→ What is required: Every record must be repeated exactly, with no omission.
---+---
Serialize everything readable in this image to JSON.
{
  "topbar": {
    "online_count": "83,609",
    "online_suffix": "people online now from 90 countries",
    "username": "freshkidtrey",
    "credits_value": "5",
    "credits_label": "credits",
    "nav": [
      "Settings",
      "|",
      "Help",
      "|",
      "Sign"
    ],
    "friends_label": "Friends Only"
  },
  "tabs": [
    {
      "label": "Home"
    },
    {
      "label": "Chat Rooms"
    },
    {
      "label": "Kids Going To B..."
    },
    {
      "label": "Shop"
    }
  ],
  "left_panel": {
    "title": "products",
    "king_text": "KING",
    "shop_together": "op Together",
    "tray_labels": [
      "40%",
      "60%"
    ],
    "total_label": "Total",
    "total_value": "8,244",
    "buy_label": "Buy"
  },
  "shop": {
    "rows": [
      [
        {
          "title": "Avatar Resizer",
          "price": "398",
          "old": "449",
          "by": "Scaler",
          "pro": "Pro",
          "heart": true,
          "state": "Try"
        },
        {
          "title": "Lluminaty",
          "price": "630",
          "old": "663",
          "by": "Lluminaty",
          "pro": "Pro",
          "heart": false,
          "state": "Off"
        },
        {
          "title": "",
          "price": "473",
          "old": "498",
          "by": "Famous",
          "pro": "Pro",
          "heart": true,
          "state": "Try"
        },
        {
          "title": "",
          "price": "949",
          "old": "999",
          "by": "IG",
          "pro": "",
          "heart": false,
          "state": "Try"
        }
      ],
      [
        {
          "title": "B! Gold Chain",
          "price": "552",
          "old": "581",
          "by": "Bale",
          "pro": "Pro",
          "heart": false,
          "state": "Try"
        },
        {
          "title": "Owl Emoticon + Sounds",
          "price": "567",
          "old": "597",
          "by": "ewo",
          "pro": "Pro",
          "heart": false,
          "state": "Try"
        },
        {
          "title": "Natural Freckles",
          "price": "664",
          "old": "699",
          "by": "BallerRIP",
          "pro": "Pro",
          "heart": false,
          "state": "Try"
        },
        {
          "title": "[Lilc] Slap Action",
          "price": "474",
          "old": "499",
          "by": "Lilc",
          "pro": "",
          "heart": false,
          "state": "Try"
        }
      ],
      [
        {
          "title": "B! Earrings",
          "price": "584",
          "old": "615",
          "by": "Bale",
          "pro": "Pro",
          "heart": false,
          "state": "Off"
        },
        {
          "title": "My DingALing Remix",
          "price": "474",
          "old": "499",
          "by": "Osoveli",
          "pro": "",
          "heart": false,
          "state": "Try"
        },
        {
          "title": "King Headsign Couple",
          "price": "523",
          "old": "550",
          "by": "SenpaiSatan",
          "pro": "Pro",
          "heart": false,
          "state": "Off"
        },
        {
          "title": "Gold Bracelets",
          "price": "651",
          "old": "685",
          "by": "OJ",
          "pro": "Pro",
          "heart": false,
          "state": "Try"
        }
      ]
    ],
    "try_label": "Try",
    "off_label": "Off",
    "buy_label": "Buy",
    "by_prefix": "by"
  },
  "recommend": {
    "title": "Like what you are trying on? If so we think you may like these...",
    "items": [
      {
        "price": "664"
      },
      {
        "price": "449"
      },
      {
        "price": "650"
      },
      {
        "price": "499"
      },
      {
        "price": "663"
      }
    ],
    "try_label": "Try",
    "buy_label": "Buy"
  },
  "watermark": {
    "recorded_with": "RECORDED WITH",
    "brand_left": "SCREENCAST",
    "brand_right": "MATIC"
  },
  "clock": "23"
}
---+---
→ Task result:
Serialize everything readable in this image to JSON.
{
  "topbar": {
    "online_count": "83,609",
    "online_suffix": "people online now from 90 countries",
    "username": "freshkidtrey",
    "credits_value": "5",
    "credits_label": "credits",
    "nav": [
      "Settings",
      "|",
      "Help",
      "|",
      "Sign"
    ],
    "friends_label": "Friends Only"
  },
  "tabs": [
    {
      "label": "Home"
    },
    {
      "label": "Chat Rooms"
    },
    {
      "label": "Kids Going To B..."
    },
    {
      "label": "Shop"
    }
  ],
  "left_panel": {
    "title": "products",
    "king_text": "KING",
    "shop_together": "op Together",
    "tray_labels": [
      "40%",
      "60%"
    ],
    "total_label": "Total",
    "total_value": "8,244",
    "buy_label": "Buy"
  },
  "shop": {
    "rows": [
      [
        {
          "title": "Avatar Resizer",
          "price": "398",
          "old": "449",
          "by": "Scaler",
          "pro": "Pro",
          "heart": true,
          "state": "Try"
        },
        {
          "title": "Lluminaty",
          "price": "630",
          "old": "663",
          "by": "Lluminaty",
          "pro": "Pro",
          "heart": false,
          "state": "Off"
        },
        {
          "title": "",
          "price": "473",
          "old": "498",
          "by": "Famous",
          "pro": "Pro",
          "heart": true,
          "state": "Try"
        },
        {
          "title": "",
          "price": "949",
          "old": "999",
          "by": "IG",
          "pro": "",
          "heart": false,
          "state": "Try"
        }
      ],
      [
        {
          "title": "B! Gold Chain",
          "price": "552",
          "old": "581",
          "by": "Bale",
          "pro": "Pro",
          "heart": false,
          "state": "Try"
        },
        {
          "title": "Owl Emoticon + Sounds",
          "price": "567",
          "old": "597",
          "by": "ewo",
          "pro": "Pro",
          "heart": false,
          "state": "Try"
        },
        {
          "title": "Natural Freckles",
          "price": "664",
          "old": "699",
          "by": "BallerRIP",
          "pro": "Pro",
          "heart": false,
          "state": "Try"
        },
        {
          "title": "[Lilc] Slap Action",
          "price": "474",
          "old": "499",
          "by": "Lilc",
          "pro": "",
          "heart": false,
          "state": "Try"
        }
      ],
      [
        {
          "title": "B! Earrings",
          "price": "584",
          "old": "615",
          "by": "Bale",
          "pro": "Pro",
          "heart": false,
          "state": "Off"
        },
        {
          "title": "My DingALing Remix",
          "price": "474",
          "old": "499",
          "by": "Osoveli",
          "pro": "",
          "heart": false,
          "state": "Try"
        },
        {
          "title": "King Headsign Couple",
          "price": "523",
          "old": "550",
          "by": "SenpaiSatan",
          "pro": "Pro",
          "heart": false,
          "state": "Off"
        },
        {
          "title": "Gold Bracelets",
          "price": "651",
          "old": "685",
          "by": "OJ",
          "pro": "Pro",
          "heart": false,
          "state": "Try"
        }
      ]
    ],
    "try_label": "Try",
    "off_label": "Off",
    "buy_label": "Buy",
    "by_prefix": "by"
  },
  "recommend": {
    "title": "Like what you are trying on? If so we think you may like these...",
    "items": [
      {
        "price": "664"
      },
      {
        "price": "449"
      },
      {
        "price": "650"
      },
      {
        "price": "499"
      },
      {
        "price": "663"
      }
    ],
    "try_label": "Try",
    "buy_label": "Buy"
  },
  "watermark": {
    "recorded_with": "RECORDED WITH",
    "brand_left": "SCREENCAST",
    "brand_right": "MATIC"
  },
  "clock": "23"
}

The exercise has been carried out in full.